→ **Entries provided**

· · · · ·

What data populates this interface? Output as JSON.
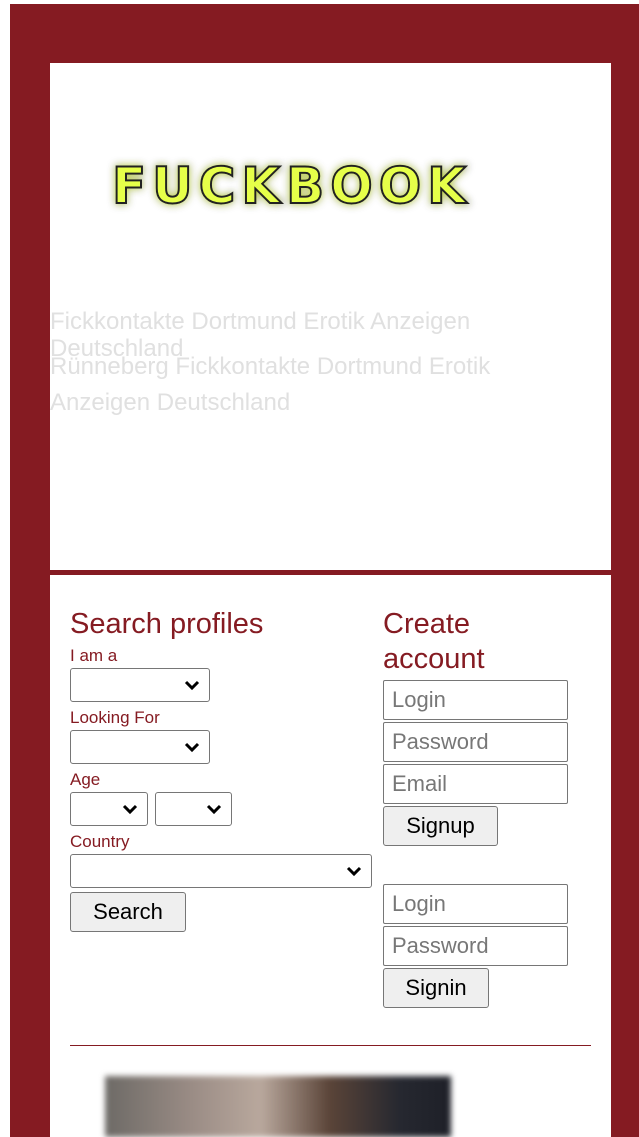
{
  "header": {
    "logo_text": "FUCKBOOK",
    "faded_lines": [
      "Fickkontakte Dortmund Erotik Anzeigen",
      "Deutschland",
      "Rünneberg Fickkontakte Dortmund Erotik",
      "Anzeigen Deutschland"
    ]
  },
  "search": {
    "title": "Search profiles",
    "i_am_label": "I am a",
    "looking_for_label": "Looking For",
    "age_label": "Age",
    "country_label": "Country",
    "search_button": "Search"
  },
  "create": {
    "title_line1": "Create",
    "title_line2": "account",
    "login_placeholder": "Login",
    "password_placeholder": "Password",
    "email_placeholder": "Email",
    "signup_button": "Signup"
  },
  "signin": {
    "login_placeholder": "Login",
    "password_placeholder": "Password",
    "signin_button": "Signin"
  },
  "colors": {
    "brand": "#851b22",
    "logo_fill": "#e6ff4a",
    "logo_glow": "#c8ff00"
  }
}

· · · · ·

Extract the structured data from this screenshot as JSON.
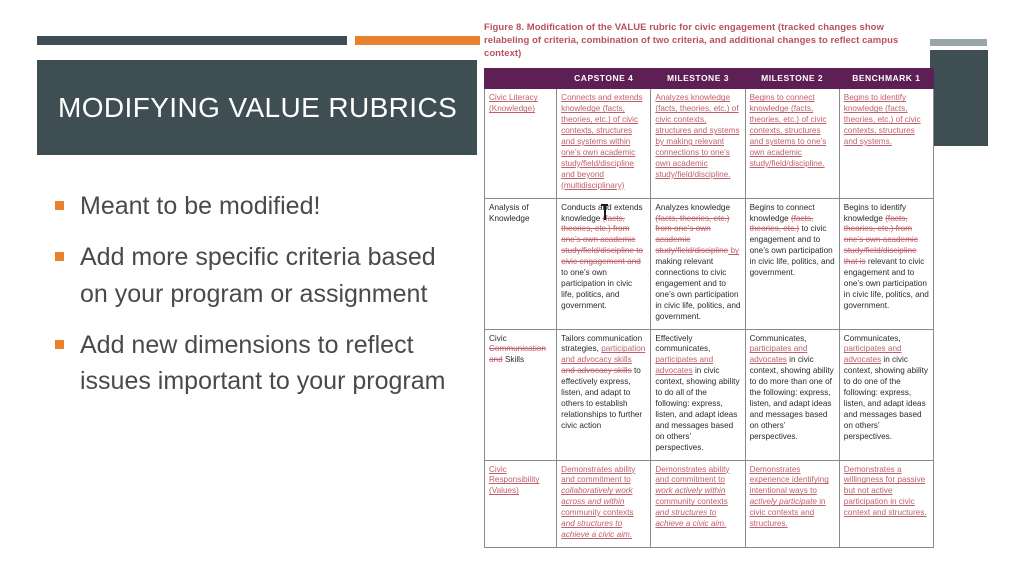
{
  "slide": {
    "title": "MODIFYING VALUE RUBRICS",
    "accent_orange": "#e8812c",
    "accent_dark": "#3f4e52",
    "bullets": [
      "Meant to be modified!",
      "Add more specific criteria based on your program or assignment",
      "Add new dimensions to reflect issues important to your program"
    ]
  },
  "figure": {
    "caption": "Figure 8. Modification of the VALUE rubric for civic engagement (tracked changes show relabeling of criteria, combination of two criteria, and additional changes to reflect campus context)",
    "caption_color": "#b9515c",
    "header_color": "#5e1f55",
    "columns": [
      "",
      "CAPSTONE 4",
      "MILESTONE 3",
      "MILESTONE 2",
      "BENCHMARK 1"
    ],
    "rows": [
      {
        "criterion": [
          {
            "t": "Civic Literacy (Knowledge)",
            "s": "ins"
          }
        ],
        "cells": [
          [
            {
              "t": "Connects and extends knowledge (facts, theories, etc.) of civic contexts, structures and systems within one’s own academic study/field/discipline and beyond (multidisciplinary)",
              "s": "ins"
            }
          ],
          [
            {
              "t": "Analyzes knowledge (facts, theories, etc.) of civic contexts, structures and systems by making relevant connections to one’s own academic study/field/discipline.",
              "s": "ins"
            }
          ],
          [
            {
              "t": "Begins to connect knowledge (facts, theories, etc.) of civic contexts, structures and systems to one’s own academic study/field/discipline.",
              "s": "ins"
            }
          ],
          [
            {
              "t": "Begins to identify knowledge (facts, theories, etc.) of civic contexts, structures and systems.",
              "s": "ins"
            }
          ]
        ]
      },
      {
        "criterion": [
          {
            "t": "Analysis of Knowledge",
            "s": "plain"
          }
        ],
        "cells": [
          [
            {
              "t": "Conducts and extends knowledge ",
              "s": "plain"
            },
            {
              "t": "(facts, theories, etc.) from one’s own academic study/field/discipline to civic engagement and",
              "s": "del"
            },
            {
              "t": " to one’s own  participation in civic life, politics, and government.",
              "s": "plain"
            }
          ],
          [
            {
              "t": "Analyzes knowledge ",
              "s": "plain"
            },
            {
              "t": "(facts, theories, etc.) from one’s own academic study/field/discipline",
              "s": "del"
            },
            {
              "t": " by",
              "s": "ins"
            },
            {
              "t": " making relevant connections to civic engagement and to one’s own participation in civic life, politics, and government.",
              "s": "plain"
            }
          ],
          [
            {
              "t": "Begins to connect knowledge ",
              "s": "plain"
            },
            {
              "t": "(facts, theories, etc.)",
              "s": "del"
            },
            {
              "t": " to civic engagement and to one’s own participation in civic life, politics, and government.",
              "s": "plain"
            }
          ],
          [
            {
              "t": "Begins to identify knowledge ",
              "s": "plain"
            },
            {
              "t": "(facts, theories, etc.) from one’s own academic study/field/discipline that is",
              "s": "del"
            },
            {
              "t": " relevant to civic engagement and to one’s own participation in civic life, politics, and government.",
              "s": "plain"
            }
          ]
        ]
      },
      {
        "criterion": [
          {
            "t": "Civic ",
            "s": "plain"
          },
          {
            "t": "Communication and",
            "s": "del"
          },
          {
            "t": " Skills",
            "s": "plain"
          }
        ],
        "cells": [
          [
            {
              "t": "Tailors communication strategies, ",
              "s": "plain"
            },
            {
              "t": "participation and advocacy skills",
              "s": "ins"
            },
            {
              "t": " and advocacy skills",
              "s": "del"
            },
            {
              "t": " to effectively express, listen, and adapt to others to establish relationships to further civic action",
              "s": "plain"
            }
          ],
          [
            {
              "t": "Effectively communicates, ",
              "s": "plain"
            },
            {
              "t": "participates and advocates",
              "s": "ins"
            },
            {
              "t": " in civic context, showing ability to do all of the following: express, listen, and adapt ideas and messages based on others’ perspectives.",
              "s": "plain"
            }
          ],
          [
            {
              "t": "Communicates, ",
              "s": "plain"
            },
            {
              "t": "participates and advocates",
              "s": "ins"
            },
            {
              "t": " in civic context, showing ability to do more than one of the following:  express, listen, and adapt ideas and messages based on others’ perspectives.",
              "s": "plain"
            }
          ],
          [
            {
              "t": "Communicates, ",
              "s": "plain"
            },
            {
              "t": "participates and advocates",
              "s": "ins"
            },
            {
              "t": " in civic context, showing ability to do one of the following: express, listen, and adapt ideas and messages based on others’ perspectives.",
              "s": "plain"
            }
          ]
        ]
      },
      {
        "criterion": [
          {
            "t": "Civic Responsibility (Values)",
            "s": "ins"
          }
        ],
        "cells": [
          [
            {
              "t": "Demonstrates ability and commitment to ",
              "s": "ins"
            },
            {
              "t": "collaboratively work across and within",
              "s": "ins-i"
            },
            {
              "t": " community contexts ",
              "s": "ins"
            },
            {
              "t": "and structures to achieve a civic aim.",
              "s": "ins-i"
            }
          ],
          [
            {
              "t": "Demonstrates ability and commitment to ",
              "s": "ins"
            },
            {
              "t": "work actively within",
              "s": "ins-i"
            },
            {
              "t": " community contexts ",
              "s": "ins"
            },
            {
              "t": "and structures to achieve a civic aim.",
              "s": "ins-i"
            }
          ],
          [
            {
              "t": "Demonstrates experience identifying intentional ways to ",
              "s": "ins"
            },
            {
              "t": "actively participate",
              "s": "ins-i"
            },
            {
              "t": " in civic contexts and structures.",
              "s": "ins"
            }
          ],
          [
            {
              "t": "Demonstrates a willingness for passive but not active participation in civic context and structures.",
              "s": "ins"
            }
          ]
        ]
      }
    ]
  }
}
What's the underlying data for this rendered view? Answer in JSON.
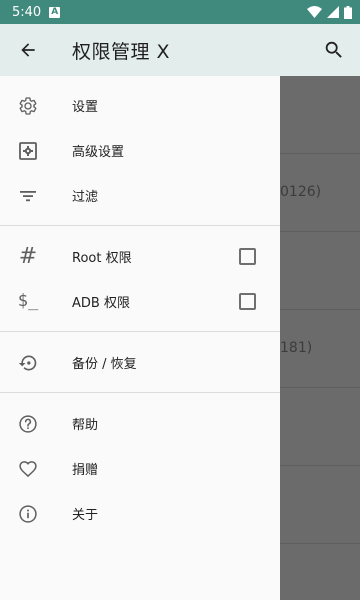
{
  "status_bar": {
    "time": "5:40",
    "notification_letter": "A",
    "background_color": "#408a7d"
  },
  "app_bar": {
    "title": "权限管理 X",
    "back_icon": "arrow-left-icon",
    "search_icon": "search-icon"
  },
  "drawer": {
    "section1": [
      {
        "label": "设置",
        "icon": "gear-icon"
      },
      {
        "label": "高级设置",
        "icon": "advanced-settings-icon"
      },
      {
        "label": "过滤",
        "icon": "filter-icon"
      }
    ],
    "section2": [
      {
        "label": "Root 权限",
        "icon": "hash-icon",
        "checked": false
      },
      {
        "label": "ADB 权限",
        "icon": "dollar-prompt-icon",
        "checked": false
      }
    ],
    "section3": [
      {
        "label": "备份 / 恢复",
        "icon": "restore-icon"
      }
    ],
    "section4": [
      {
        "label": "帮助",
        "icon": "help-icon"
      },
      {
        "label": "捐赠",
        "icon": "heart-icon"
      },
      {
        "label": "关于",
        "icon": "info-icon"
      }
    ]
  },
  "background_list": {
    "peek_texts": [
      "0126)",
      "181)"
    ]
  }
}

· · · · ·

→ **Job**
Only a number is expected here: the count of lines in the listing that hold the string "study".

→ **Response to this task**
6